--- PROVIDED MATERIAL Enclosed Below ---
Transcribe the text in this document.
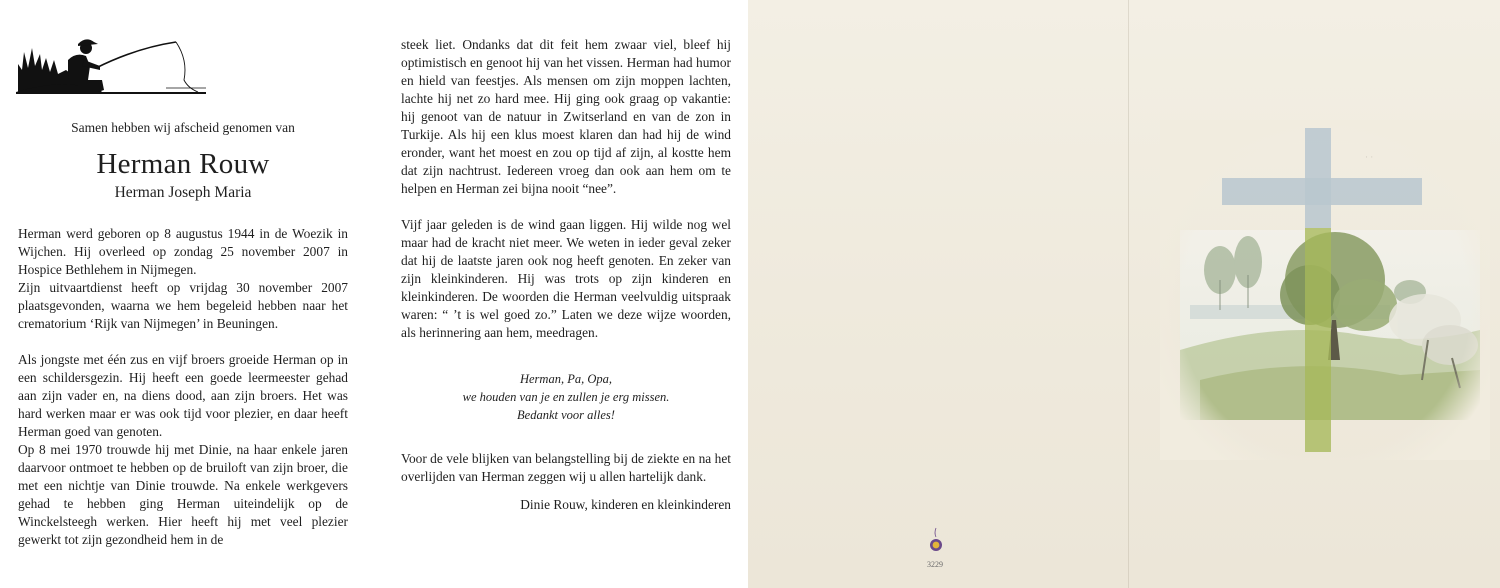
Samen hebben wij afscheid genomen van
Herman Rouw
Herman Joseph Maria

Herman werd geboren op 8 augustus 1944 in de Woezik in Wijchen. Hij overleed op zondag 25 november 2007 in Hospice Bethlehem in Nijmegen.

Zijn uitvaartdienst heeft op vrijdag 30 november 2007 plaatsgevonden, waarna we hem begeleid hebben naar het crematorium ‘Rijk van Nijmegen’ in Beuningen.

Als jongste met één zus en vijf broers groeide Herman op in een schildersgezin. Hij heeft een goede leermeester gehad aan zijn vader en, na diens dood, aan zijn broers. Het was hard werken maar er was ook tijd voor plezier, en daar heeft Herman goed van genoten.

Op 8 mei 1970 trouwde hij met Dinie, na haar enkele jaren daarvoor ontmoet te hebben op de bruiloft van zijn broer, die met een nichtje van Dinie trouwde. Na enkele werkgevers gehad te hebben ging Herman uiteindelijk op de Winckelsteegh werken. Hier heeft hij met veel plezier gewerkt tot zijn gezondheid hem in de

steek liet. Ondanks dat dit feit hem zwaar viel, bleef hij optimistisch en genoot hij van het vissen. Herman had humor en hield van feestjes. Als mensen om zijn moppen lachten, lachte hij net zo hard mee. Hij ging ook graag op vakantie: hij genoot van de natuur in Zwitserland en van de zon in Turkije. Als hij een klus moest klaren dan had hij de wind eronder, want het moest en zou op tijd af zijn, al kostte hem dat zijn nachtrust. Iedereen vroeg dan ook aan hem om te helpen en Herman zei bijna nooit “nee”.

Vijf jaar geleden is de wind gaan liggen. Hij wilde nog wel maar had de kracht niet meer. We weten in ieder geval zeker dat hij de laatste jaren ook nog heeft genoten. En zeker van zijn kleinkinderen. Hij was trots op zijn kinderen en kleinkinderen. De woorden die Herman veelvuldig uitspraak waren: “ ’t is wel goed zo.” Laten we deze wijze woorden, als herinnering aan hem, meedragen.

Herman, Pa, Opa,

we houden van je en zullen je erg missen.

Bedankt voor alles!

Voor de vele blijken van belangstelling bij de ziekte en na het overlijden van Herman zeggen wij u allen hartelijk dank.

Dinie Rouw, kinderen en kleinkinderen

3229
--- End of Enclosed PROVIDED MATERIAL ---
- [TASK BRIEF]: For the string "gehad", count the lines of the preceding listing in which it appears, and report the count alone.

- [RESPONSE FOR THIS EXERCISE]: 2